## GIVEN TEXT
—————

Yep you screwed up, you will try better next time. This specicifically went wrong, these were the choices or other work load things involved in the situation that caused the problem and here is the intent to do better due to this happening. Should there be a specific person under you that screwed up, that person is your responsibility. If evident so far that you screwed up, it's either falling under your supervision or not. Hmm, can't figure out how that guide wire out of a Dragon Anti-Tank Missle got fed out of a 155mm cannon, still here is the datta from what we fired. If otherwise what was screwed up and under your supervison, blame with those above you stops with you and those under your supervision, their rear is your's not your boss's unless important to state that while their rear is yours, they were the final cause given in your part a lack of their supervision.

Big boss, crew chief, and tech people are pissed in what you probably were not responsible for doing, got done wrong. You in accepting overall responsibility for it give them what they need - nothing worse than a on the job site assumption of blame and denial of it. You specify what went wrong and accept overall responsibility for it both in what went wrong and what you will do better. There is in the end no better options available.


----------



## gafftaper (Mar 24, 2006)

I've always taught my crew students that the important thing is not the screw up, it's what you learn from it. Any time a student made a big mistake, I always sat down with them about what they could have done to avoid the problem. 

Your mistake? It wasn't that you forgot to plug in the Lectern. Your mistake was that you didn't have (or follow) a standard preshow test routine. We all forget to plug something in now in then, heck sometimes you've got it plugged in and it still doesn't work. Dedication to boring nightly preshow routines seperates the wanabe's from the real techs.


----------



## Foxinabox10 (Mar 24, 2006)

I believe the key problem here is that the school did not communicate the proper set up early enough. The original statement led me to believe that the lectern had to be moved semi-last-minute and that is what causes problems like this.


----------



## gafftaper (Mar 25, 2006)

Foxinabox10 said:


> I believe the key problem here is that the school did not communicate the proper set up early enough. The original statement led me to believe that the lectern had to be moved semi-last-minute and that is what causes problems like this.



Not trying to pick on the original poster but the point is, there's ALWAYS time for one tap on the microphone or a quick listen over the headphones. Simple routines makes great tech every time.


----------

—————

## ITEMS
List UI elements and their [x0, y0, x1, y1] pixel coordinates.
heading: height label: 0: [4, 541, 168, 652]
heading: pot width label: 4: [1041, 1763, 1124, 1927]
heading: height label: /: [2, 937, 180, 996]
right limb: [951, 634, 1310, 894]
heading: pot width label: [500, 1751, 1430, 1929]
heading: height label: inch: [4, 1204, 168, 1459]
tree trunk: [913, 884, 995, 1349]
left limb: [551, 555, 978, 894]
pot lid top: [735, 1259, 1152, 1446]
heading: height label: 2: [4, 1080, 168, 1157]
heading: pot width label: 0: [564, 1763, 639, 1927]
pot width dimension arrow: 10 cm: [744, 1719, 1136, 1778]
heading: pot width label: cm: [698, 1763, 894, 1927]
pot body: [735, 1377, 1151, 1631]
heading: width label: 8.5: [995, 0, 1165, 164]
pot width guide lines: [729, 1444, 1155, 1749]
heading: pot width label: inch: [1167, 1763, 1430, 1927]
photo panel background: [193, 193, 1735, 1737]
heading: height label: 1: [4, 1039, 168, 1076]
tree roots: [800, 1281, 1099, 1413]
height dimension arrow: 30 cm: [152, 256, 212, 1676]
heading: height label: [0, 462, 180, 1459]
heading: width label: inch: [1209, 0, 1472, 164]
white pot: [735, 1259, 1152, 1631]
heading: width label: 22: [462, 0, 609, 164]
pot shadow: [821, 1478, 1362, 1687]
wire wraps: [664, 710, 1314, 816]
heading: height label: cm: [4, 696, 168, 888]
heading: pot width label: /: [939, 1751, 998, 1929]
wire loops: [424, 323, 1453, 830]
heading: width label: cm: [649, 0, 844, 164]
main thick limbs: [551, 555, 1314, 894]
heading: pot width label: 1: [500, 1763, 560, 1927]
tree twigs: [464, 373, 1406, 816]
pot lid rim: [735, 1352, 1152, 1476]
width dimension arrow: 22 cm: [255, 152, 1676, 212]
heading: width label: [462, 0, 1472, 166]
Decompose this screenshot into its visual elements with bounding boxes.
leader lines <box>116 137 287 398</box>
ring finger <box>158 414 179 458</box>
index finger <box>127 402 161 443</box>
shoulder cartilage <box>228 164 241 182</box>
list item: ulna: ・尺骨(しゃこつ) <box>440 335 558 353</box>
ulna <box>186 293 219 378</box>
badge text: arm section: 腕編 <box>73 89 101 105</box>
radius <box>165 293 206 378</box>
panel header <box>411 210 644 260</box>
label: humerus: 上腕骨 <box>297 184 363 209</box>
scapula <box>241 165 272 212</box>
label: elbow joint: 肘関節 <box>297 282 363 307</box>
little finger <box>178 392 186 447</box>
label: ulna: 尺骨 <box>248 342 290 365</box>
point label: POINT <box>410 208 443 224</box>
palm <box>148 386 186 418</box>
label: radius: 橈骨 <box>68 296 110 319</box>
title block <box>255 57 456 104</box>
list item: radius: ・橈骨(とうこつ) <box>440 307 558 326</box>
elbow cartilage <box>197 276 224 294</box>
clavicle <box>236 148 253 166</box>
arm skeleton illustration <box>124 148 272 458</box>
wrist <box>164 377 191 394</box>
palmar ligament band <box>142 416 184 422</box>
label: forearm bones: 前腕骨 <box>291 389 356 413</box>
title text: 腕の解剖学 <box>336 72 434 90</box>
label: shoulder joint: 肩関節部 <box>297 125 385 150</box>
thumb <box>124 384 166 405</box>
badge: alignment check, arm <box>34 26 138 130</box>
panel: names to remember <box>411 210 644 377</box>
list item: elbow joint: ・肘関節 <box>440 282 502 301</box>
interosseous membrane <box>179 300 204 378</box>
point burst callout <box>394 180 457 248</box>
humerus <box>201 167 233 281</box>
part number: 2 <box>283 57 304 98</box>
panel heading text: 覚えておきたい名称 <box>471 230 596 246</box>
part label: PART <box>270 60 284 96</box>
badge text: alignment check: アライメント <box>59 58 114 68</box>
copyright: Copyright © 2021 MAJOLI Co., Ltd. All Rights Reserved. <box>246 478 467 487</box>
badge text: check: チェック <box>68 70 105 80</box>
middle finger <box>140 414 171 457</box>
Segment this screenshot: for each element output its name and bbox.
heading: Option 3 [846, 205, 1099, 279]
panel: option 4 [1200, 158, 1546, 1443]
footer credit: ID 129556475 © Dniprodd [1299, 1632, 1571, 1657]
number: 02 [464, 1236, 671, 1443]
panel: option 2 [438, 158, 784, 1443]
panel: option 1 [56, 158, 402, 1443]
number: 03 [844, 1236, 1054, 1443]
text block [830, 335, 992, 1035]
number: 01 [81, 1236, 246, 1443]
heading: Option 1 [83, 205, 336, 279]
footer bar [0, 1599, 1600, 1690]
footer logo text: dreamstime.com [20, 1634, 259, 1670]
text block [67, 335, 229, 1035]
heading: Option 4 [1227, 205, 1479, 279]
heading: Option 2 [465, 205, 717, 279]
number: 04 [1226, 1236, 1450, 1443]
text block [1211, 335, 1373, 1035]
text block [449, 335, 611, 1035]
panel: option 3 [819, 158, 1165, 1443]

—————

## REQUIRED WORK
• a. From the forum thread, extract the passage starting with "## gafftaper (Mar 25, 2006)" and going on through "tech every time.".
• b. Condense the paragraph in the forum thread that opens with "Your mistake? It wasn't that you forgot" into a short bulleted list that keeps its main points.

## ANSWERS GIVEN
• a.
## gafftaper (Mar 25, 2006)

Foxinabox10 said:


> I believe the key problem here is that the school did not communicate the proper set up early enough. The original statement led me to believe that the lectern had to be moved semi-last-minute and that is what causes problems like this.



Not trying to pick on the original poster but the point is, there's ALWAYS time for one tap on the microphone or a quick listen over the headphones. Simple routines makes great tech every time.

• b.
- The mistake was not forgetting to plug in the lectern.
- The real mistake was not having, or not following, a standard preshow test routine.
- Everyone forgets to plug something in now and then, and sometimes equipment that is plugged in still doesn't work.
- Commitment to boring nightly preshow routines separates the wannabes from the real techs.